**YOUR INSTRUCTIONS:** Return all of the data exactly as given.

**DATASET ENTRIES:**
**********
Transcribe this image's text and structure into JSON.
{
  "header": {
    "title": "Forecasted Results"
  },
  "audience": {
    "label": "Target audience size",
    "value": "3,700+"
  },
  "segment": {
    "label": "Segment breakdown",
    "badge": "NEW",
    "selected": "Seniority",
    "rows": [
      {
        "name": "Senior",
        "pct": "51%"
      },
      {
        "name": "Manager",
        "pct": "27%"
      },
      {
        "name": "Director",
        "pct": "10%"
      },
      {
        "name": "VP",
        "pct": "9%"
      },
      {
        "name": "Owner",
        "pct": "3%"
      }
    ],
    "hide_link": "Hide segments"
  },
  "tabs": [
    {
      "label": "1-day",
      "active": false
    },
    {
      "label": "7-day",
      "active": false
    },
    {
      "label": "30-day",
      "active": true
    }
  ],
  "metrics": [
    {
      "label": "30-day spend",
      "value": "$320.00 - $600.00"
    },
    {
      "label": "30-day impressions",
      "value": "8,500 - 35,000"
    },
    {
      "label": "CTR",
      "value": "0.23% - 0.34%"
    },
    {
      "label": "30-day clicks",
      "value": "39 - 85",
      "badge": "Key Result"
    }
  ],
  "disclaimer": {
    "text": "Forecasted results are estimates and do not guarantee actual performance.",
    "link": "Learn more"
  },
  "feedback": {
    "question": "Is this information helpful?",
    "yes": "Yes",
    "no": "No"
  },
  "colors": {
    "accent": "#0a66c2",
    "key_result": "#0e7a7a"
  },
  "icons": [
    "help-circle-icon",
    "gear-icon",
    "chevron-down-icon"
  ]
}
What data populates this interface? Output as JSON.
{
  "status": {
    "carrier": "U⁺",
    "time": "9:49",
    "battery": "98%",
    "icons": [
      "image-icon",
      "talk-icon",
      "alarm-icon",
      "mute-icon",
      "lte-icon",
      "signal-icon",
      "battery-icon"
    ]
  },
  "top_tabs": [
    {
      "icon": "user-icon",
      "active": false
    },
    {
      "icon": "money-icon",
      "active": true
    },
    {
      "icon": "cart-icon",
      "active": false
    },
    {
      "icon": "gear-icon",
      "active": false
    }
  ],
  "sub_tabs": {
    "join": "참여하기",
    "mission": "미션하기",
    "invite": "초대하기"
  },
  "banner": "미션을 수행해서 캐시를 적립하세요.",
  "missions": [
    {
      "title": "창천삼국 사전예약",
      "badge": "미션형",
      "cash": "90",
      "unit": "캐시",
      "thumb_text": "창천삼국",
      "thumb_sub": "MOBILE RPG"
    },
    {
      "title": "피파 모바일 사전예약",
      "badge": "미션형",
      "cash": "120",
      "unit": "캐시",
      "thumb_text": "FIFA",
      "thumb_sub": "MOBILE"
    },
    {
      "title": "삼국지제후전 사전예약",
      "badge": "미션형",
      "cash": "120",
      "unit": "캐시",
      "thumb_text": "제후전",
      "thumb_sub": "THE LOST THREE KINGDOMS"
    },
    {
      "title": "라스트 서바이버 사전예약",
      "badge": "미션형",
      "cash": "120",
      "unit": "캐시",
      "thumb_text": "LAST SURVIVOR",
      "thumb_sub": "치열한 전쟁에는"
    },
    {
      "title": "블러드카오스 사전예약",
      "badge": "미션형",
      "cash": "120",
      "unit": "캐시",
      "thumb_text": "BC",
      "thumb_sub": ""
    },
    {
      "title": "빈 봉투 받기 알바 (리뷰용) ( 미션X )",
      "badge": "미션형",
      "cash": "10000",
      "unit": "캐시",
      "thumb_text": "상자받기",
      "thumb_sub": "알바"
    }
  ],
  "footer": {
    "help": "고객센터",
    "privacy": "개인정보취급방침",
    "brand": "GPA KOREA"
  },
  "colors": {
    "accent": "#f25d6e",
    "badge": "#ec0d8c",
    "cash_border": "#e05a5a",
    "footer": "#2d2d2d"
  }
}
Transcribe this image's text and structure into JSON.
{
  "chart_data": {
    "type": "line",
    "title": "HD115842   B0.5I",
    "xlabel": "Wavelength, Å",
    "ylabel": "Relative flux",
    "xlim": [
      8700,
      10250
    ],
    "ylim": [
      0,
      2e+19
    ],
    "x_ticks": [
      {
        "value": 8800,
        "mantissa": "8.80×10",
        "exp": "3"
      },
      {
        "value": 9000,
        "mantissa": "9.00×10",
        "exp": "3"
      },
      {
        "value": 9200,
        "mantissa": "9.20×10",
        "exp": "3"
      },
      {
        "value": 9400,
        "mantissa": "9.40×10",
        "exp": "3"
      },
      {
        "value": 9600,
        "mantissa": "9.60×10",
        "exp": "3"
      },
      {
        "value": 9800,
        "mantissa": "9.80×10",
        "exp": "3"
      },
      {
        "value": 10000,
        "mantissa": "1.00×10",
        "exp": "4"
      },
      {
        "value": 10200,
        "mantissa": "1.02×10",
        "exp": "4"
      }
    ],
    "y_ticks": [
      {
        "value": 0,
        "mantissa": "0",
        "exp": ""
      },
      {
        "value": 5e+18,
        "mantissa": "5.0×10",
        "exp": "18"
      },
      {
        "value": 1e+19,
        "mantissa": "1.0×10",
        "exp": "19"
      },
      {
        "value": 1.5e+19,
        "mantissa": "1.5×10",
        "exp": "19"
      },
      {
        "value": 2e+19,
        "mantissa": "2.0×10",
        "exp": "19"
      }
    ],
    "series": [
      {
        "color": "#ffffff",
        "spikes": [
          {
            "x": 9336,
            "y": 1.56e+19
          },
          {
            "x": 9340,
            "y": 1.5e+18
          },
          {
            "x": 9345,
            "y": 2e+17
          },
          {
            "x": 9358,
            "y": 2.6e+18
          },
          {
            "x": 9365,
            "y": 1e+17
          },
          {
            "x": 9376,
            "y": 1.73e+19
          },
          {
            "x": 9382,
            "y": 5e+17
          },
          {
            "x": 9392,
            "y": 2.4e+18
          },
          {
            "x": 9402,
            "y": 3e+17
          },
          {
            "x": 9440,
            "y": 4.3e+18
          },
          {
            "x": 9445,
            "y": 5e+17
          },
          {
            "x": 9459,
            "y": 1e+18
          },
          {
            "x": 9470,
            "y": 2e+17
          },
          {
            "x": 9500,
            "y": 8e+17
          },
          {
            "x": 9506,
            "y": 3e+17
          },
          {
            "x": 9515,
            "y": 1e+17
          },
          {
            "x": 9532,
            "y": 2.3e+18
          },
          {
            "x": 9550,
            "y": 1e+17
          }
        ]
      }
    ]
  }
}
**********
**OUTPUT FOR THIS TASK:**
Transcribe this image's text and structure into JSON.
{
  "header": {
    "title": "Forecasted Results"
  },
  "audience": {
    "label": "Target audience size",
    "value": "3,700+"
  },
  "segment": {
    "label": "Segment breakdown",
    "badge": "NEW",
    "selected": "Seniority",
    "rows": [
      {
        "name": "Senior",
        "pct": "51%"
      },
      {
        "name": "Manager",
        "pct": "27%"
      },
      {
        "name": "Director",
        "pct": "10%"
      },
      {
        "name": "VP",
        "pct": "9%"
      },
      {
        "name": "Owner",
        "pct": "3%"
      }
    ],
    "hide_link": "Hide segments"
  },
  "tabs": [
    {
      "label": "1-day",
      "active": false
    },
    {
      "label": "7-day",
      "active": false
    },
    {
      "label": "30-day",
      "active": true
    }
  ],
  "metrics": [
    {
      "label": "30-day spend",
      "value": "$320.00 - $600.00"
    },
    {
      "label": "30-day impressions",
      "value": "8,500 - 35,000"
    },
    {
      "label": "CTR",
      "value": "0.23% - 0.34%"
    },
    {
      "label": "30-day clicks",
      "value": "39 - 85",
      "badge": "Key Result"
    }
  ],
  "disclaimer": {
    "text": "Forecasted results are estimates and do not guarantee actual performance.",
    "link": "Learn more"
  },
  "feedback": {
    "question": "Is this information helpful?",
    "yes": "Yes",
    "no": "No"
  },
  "colors": {
    "accent": "#0a66c2",
    "key_result": "#0e7a7a"
  },
  "icons": [
    "help-circle-icon",
    "gear-icon",
    "chevron-down-icon"
  ]
}
What data populates this interface? Output as JSON.
{
  "status": {
    "carrier": "U⁺",
    "time": "9:49",
    "battery": "98%",
    "icons": [
      "image-icon",
      "talk-icon",
      "alarm-icon",
      "mute-icon",
      "lte-icon",
      "signal-icon",
      "battery-icon"
    ]
  },
  "top_tabs": [
    {
      "icon": "user-icon",
      "active": false
    },
    {
      "icon": "money-icon",
      "active": true
    },
    {
      "icon": "cart-icon",
      "active": false
    },
    {
      "icon": "gear-icon",
      "active": false
    }
  ],
  "sub_tabs": {
    "join": "참여하기",
    "mission": "미션하기",
    "invite": "초대하기"
  },
  "banner": "미션을 수행해서 캐시를 적립하세요.",
  "missions": [
    {
      "title": "창천삼국 사전예약",
      "badge": "미션형",
      "cash": "90",
      "unit": "캐시",
      "thumb_text": "창천삼국",
      "thumb_sub": "MOBILE RPG"
    },
    {
      "title": "피파 모바일 사전예약",
      "badge": "미션형",
      "cash": "120",
      "unit": "캐시",
      "thumb_text": "FIFA",
      "thumb_sub": "MOBILE"
    },
    {
      "title": "삼국지제후전 사전예약",
      "badge": "미션형",
      "cash": "120",
      "unit": "캐시",
      "thumb_text": "제후전",
      "thumb_sub": "THE LOST THREE KINGDOMS"
    },
    {
      "title": "라스트 서바이버 사전예약",
      "badge": "미션형",
      "cash": "120",
      "unit": "캐시",
      "thumb_text": "LAST SURVIVOR",
      "thumb_sub": "치열한 전쟁에는"
    },
    {
      "title": "블러드카오스 사전예약",
      "badge": "미션형",
      "cash": "120",
      "unit": "캐시",
      "thumb_text": "BC",
      "thumb_sub": ""
    },
    {
      "title": "빈 봉투 받기 알바 (리뷰용) ( 미션X )",
      "badge": "미션형",
      "cash": "10000",
      "unit": "캐시",
      "thumb_text": "상자받기",
      "thumb_sub": "알바"
    }
  ],
  "footer": {
    "help": "고객센터",
    "privacy": "개인정보취급방침",
    "brand": "GPA KOREA"
  },
  "colors": {
    "accent": "#f25d6e",
    "badge": "#ec0d8c",
    "cash_border": "#e05a5a",
    "footer": "#2d2d2d"
  }
}
Transcribe this image's text and structure into JSON.
{
  "chart_data": {
    "type": "line",
    "title": "HD115842   B0.5I",
    "xlabel": "Wavelength, Å",
    "ylabel": "Relative flux",
    "xlim": [
      8700,
      10250
    ],
    "ylim": [
      0,
      2e+19
    ],
    "x_ticks": [
      {
        "value": 8800,
        "mantissa": "8.80×10",
        "exp": "3"
      },
      {
        "value": 9000,
        "mantissa": "9.00×10",
        "exp": "3"
      },
      {
        "value": 9200,
        "mantissa": "9.20×10",
        "exp": "3"
      },
      {
        "value": 9400,
        "mantissa": "9.40×10",
        "exp": "3"
      },
      {
        "value": 9600,
        "mantissa": "9.60×10",
        "exp": "3"
      },
      {
        "value": 9800,
        "mantissa": "9.80×10",
        "exp": "3"
      },
      {
        "value": 10000,
        "mantissa": "1.00×10",
        "exp": "4"
      },
      {
        "value": 10200,
        "mantissa": "1.02×10",
        "exp": "4"
      }
    ],
    "y_ticks": [
      {
        "value": 0,
        "mantissa": "0",
        "exp": ""
      },
      {
        "value": 5e+18,
        "mantissa": "5.0×10",
        "exp": "18"
      },
      {
        "value": 1e+19,
        "mantissa": "1.0×10",
        "exp": "19"
      },
      {
        "value": 1.5e+19,
        "mantissa": "1.5×10",
        "exp": "19"
      },
      {
        "value": 2e+19,
        "mantissa": "2.0×10",
        "exp": "19"
      }
    ],
    "series": [
      {
        "color": "#ffffff",
        "spikes": [
          {
            "x": 9336,
            "y": 1.56e+19
          },
          {
            "x": 9340,
            "y": 1.5e+18
          },
          {
            "x": 9345,
            "y": 2e+17
          },
          {
            "x": 9358,
            "y": 2.6e+18
          },
          {
            "x": 9365,
            "y": 1e+17
          },
          {
            "x": 9376,
            "y": 1.73e+19
          },
          {
            "x": 9382,
            "y": 5e+17
          },
          {
            "x": 9392,
            "y": 2.4e+18
          },
          {
            "x": 9402,
            "y": 3e+17
          },
          {
            "x": 9440,
            "y": 4.3e+18
          },
          {
            "x": 9445,
            "y": 5e+17
          },
          {
            "x": 9459,
            "y": 1e+18
          },
          {
            "x": 9470,
            "y": 2e+17
          },
          {
            "x": 9500,
            "y": 8e+17
          },
          {
            "x": 9506,
            "y": 3e+17
          },
          {
            "x": 9515,
            "y": 1e+17
          },
          {
            "x": 9532,
            "y": 2.3e+18
          },
          {
            "x": 9550,
            "y": 1e+17
          }
        ]
      }
    ]
  }
}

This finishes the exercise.